◆ **MATERIAL TO PROCESS**
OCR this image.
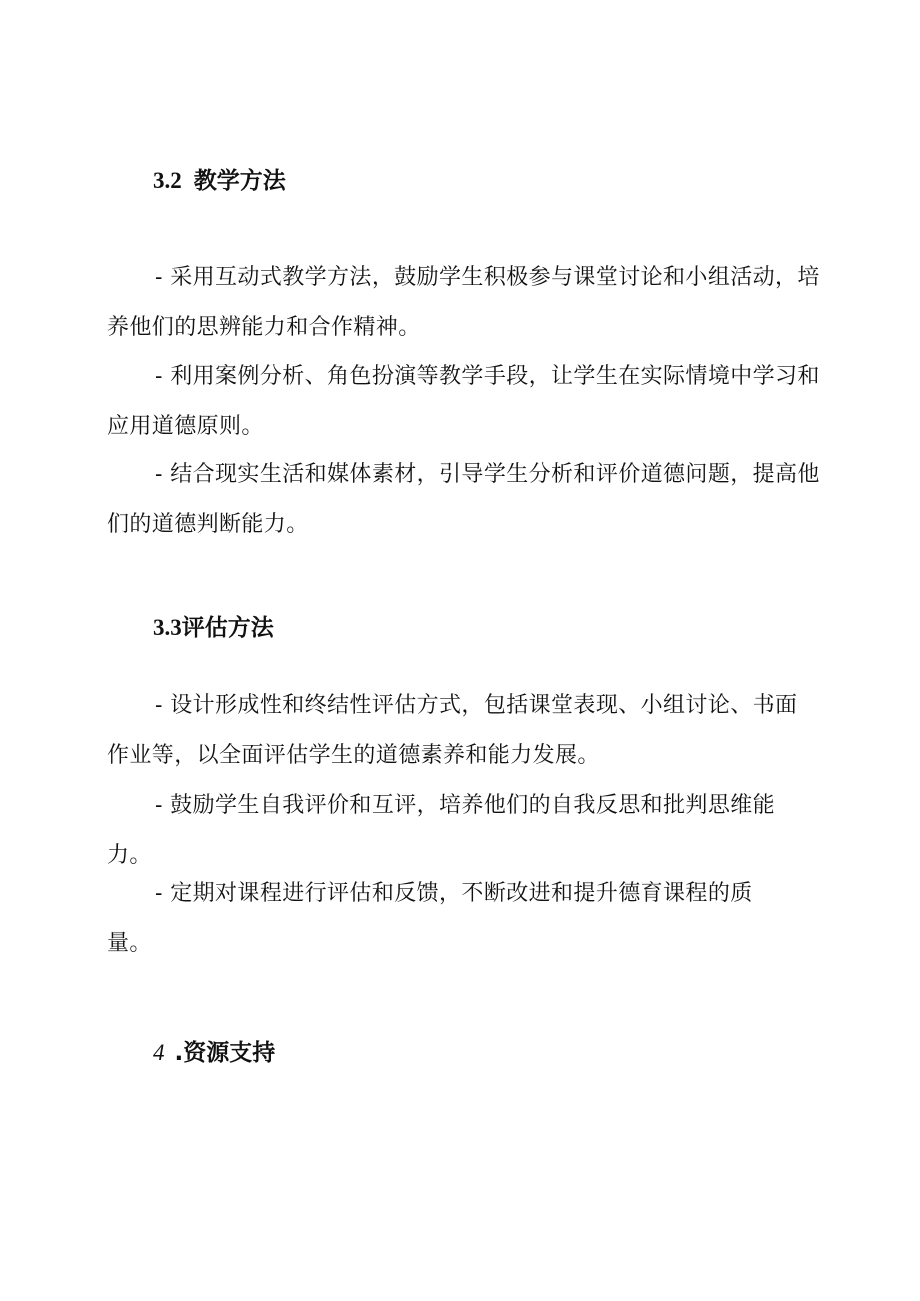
3.2 教学方法

- 采用互动式教学方法，鼓励学生积极参与课堂讨论和小组活动，培养他们的思辨能力和合作精神。

- 利用案例分析、角色扮演等教学手段，让学生在实际情境中学习和应用道德原则。

- 结合现实生活和媒体素材，引导学生分析和评价道德问题，提高他们的道德判断能力。

3.3评估方法

- 设计形成性和终结性评估方式，包括课堂表现、小组讨论、书面作业等，以全面评估学生的道德素养和能力发展。

- 鼓励学生自我评价和互评，培养他们的自我反思和批判思维能力。

- 定期对课程进行评估和反馈，不断改进和提升德育课程的质量。

4 .资源支持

◆ **GOAL**
Go through the entries above and output them exactly, without pictures.

◆ **RIGHT ANSWER**
OCR this image.
3.2 教学方法

- 采用互动式教学方法，鼓励学生积极参与课堂讨论和小组活动，培养他们的思辨能力和合作精神。

- 利用案例分析、角色扮演等教学手段，让学生在实际情境中学习和应用道德原则。

- 结合现实生活和媒体素材，引导学生分析和评价道德问题，提高他们的道德判断能力。

3.3评估方法

- 设计形成性和终结性评估方式，包括课堂表现、小组讨论、书面作业等，以全面评估学生的道德素养和能力发展。

- 鼓励学生自我评价和互评，培养他们的自我反思和批判思维能力。

- 定期对课程进行评估和反馈，不断改进和提升德育课程的质量。

4 .资源支持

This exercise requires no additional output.